From the records below, copy each line in which the string "alle" occurs.

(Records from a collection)

● ● ● ● ●

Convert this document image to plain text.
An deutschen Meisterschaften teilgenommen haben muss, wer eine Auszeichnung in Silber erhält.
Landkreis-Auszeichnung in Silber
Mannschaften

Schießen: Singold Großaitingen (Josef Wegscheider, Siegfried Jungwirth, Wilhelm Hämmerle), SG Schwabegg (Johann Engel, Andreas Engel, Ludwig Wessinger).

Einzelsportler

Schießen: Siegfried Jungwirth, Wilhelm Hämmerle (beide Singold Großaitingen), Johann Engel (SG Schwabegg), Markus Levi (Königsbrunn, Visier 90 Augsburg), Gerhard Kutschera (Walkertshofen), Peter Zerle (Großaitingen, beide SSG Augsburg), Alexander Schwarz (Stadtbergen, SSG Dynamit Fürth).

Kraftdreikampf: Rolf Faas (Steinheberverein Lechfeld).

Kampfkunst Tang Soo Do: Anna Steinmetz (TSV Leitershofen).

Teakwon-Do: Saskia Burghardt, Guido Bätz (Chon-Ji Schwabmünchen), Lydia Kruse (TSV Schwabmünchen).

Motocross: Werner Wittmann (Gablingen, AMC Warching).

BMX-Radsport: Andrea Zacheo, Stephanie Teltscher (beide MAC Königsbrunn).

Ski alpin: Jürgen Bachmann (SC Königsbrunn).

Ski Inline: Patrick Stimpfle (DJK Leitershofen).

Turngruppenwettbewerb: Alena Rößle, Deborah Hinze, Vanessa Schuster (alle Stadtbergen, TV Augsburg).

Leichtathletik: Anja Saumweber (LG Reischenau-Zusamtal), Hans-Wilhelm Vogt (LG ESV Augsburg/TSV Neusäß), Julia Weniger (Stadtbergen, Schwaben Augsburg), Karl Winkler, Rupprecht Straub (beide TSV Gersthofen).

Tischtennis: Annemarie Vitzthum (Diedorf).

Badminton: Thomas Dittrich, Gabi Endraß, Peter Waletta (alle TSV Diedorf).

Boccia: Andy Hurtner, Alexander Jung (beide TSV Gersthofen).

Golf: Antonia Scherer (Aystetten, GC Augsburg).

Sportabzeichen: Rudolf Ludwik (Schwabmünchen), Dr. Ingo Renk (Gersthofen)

● ● ● ● ●

**SOLUTION**
Turngruppenwettbewerb: Alena Rößle, Deborah Hinze, Vanessa Schuster (alle Stadtbergen, TV Augsburg).
Badminton: Thomas Dittrich, Gabi Endraß, Peter Waletta (alle TSV Diedorf).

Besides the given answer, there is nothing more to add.